[Supplied information]
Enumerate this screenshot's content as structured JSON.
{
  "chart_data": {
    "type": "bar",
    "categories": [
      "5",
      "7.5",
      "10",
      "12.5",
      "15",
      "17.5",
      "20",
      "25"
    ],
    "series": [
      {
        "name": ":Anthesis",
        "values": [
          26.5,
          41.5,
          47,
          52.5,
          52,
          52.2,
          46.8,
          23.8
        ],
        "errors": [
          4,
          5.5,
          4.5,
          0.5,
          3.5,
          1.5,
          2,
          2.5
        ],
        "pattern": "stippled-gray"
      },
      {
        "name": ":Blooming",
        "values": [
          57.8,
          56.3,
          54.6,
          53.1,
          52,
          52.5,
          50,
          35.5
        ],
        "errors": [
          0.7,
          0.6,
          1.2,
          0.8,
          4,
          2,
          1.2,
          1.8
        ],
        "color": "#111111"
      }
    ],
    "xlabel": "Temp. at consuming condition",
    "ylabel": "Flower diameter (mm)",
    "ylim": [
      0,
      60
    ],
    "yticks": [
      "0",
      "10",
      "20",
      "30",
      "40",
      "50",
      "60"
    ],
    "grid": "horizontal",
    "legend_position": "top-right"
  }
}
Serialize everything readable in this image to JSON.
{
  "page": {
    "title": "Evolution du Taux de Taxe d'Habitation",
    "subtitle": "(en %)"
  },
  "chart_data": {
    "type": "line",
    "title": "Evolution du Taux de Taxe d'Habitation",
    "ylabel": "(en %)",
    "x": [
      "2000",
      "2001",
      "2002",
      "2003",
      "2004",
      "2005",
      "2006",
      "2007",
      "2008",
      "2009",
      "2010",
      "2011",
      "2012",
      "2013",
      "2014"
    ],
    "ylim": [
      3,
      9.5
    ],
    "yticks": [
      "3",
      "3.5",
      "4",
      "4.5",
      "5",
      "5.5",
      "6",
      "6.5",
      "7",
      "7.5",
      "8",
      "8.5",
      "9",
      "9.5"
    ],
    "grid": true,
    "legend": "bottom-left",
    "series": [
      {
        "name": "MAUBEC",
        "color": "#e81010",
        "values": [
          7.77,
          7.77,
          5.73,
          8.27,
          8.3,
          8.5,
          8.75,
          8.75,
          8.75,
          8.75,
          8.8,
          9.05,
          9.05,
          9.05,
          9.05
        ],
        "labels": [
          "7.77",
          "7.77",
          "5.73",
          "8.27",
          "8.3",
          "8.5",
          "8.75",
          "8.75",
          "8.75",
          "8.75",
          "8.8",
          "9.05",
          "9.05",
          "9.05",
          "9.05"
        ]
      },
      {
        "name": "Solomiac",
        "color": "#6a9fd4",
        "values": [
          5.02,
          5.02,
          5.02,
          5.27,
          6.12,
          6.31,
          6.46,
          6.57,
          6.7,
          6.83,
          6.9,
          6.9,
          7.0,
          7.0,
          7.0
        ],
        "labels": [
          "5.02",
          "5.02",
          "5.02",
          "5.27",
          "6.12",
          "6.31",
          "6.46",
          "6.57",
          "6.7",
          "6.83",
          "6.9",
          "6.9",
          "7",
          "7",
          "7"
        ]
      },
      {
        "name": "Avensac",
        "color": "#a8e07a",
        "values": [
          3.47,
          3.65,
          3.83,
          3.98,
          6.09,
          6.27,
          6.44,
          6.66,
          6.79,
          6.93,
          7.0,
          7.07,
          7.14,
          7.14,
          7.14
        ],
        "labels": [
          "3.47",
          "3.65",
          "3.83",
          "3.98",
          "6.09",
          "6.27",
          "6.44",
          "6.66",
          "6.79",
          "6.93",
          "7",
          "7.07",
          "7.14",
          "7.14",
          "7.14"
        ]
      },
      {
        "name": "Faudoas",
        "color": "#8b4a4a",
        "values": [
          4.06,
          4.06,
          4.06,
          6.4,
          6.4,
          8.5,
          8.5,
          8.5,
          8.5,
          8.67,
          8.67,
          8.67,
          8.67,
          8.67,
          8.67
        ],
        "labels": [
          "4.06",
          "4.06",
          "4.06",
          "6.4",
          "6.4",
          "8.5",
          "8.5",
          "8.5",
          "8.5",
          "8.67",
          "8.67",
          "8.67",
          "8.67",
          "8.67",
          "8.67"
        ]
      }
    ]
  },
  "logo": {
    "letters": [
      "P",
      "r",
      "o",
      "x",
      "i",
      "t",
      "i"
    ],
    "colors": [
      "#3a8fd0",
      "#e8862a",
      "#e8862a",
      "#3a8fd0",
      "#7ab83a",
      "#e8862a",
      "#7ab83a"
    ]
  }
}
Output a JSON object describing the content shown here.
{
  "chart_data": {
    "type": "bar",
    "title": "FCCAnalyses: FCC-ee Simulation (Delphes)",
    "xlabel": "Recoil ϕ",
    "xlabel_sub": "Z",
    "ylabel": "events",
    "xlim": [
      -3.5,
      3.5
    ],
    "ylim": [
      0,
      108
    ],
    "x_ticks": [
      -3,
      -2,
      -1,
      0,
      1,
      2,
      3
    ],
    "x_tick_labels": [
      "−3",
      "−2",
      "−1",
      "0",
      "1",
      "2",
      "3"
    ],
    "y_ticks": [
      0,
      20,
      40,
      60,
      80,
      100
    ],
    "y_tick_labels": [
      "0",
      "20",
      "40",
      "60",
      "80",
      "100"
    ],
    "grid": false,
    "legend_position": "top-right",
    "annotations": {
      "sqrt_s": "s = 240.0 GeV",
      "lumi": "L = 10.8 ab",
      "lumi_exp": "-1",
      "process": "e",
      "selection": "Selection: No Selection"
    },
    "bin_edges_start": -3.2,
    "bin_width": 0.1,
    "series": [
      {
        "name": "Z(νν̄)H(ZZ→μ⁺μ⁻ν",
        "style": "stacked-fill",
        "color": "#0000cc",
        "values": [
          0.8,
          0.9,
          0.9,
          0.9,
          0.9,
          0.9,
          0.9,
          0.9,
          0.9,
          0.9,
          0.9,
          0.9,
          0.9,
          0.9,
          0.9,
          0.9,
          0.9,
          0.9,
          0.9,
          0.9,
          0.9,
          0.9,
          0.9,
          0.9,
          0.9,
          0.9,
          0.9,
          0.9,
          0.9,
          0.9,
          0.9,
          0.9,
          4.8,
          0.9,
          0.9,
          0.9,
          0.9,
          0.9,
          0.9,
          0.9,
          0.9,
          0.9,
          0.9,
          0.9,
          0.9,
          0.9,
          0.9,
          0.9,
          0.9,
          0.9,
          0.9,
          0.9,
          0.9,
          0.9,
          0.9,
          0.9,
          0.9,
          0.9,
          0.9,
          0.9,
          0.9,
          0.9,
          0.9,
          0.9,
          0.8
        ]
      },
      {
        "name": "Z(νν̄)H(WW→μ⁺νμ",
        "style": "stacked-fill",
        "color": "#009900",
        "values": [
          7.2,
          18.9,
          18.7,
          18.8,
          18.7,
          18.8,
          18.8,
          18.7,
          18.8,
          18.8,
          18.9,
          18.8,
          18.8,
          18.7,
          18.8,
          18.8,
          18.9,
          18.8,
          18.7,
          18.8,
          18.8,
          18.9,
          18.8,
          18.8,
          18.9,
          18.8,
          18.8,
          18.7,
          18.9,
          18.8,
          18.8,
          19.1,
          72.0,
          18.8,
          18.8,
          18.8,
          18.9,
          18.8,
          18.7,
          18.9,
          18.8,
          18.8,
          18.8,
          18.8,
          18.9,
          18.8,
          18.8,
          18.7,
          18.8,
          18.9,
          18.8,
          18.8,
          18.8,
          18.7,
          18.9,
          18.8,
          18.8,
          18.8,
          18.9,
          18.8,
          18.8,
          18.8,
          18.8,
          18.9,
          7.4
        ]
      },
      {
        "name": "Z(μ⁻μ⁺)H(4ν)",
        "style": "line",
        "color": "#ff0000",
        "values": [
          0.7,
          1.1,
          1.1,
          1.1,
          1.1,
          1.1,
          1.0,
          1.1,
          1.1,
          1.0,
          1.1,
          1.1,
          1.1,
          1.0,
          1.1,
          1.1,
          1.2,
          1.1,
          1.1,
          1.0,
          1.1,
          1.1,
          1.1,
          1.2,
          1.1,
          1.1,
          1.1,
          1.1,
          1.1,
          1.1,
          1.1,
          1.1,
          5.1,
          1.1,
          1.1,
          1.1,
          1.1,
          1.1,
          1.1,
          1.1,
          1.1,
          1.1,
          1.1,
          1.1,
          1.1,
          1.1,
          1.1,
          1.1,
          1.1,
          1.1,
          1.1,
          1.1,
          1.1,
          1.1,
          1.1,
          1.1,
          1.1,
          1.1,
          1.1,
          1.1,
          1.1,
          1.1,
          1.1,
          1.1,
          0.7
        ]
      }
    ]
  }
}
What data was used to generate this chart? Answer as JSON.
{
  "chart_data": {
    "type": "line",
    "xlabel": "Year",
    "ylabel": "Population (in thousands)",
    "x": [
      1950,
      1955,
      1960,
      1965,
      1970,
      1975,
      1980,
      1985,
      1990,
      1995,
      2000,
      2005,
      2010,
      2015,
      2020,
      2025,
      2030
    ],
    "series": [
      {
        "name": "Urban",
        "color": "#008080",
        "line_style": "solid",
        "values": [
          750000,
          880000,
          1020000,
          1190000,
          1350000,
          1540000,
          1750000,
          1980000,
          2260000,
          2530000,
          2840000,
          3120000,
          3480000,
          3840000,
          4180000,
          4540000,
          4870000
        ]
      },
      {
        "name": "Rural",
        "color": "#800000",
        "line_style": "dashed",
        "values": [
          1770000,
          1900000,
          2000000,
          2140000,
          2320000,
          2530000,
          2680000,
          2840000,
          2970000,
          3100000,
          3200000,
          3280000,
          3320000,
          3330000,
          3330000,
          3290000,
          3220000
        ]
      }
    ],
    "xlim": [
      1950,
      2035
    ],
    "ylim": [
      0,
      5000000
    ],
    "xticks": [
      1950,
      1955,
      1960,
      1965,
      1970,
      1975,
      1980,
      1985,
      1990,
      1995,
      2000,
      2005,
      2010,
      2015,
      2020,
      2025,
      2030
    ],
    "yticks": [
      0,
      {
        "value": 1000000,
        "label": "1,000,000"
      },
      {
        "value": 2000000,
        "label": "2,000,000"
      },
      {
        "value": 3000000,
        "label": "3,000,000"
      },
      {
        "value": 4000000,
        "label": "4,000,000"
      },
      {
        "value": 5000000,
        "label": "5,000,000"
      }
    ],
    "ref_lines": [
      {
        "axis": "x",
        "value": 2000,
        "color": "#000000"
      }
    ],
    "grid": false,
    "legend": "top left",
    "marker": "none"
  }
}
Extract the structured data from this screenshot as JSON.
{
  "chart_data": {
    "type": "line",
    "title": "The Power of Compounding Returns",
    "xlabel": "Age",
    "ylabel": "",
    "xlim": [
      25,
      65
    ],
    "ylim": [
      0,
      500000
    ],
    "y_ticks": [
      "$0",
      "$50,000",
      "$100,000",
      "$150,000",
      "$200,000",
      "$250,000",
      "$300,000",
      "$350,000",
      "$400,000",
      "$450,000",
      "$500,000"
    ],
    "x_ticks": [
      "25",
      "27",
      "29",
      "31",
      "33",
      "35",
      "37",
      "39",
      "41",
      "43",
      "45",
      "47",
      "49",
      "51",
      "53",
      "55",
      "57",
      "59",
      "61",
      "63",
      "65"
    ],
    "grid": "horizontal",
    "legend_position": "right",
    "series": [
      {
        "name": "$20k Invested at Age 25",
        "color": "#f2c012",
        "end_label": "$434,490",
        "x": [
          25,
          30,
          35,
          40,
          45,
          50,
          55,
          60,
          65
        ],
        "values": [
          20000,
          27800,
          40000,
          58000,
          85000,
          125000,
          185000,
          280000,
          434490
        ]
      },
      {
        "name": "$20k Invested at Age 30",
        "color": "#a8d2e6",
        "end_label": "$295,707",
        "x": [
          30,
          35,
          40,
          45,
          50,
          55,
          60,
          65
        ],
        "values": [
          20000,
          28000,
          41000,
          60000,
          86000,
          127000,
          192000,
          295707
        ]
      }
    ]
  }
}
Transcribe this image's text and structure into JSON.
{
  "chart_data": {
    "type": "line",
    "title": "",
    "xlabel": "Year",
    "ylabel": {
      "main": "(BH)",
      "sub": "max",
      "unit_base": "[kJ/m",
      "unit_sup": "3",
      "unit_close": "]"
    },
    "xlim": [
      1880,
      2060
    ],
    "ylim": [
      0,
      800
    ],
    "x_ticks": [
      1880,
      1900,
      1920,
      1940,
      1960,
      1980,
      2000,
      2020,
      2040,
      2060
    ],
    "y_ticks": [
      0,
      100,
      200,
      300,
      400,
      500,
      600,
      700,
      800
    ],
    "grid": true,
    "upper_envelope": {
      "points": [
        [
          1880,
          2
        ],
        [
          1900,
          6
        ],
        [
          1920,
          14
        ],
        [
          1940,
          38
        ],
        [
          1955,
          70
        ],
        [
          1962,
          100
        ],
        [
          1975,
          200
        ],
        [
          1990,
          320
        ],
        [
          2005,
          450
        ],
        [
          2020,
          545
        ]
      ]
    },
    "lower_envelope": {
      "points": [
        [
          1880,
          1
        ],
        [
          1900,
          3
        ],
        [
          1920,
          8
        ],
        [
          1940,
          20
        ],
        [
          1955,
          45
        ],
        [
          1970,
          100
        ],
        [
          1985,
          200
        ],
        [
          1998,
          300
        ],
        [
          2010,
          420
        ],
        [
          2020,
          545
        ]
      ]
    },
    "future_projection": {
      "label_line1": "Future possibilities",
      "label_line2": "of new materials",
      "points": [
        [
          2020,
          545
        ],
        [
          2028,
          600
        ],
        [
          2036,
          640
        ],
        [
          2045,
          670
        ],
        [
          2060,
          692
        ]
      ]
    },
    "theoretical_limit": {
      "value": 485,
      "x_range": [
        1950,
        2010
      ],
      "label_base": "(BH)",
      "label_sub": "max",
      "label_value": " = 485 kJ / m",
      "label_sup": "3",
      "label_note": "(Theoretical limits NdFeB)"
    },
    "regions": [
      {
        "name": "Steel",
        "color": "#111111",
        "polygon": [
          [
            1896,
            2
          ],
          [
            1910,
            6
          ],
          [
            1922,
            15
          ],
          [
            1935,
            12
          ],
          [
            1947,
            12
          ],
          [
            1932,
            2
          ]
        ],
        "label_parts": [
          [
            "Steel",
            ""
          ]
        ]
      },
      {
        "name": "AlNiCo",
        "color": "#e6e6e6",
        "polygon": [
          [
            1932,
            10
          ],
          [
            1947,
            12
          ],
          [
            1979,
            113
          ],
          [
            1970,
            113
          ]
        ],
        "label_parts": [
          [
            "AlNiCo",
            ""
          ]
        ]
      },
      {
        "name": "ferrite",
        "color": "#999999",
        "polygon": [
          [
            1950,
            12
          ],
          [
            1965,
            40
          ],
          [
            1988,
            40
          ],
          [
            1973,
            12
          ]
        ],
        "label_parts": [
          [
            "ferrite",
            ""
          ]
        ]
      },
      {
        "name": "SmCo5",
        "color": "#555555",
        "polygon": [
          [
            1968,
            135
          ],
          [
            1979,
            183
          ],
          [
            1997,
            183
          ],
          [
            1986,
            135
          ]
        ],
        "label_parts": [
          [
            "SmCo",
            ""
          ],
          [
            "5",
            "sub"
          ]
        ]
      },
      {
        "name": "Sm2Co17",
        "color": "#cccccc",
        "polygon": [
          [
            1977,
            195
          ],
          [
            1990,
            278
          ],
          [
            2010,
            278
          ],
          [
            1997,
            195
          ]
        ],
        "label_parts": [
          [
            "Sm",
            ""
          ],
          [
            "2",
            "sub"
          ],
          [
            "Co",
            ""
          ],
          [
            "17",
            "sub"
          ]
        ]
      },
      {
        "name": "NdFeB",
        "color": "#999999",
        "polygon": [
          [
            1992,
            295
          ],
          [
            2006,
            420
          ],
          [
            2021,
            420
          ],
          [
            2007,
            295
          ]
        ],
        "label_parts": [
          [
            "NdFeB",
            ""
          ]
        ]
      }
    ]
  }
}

[Short problem]
Provide only the number of lines in the entries that hold the word "image".

[Exercise output]
2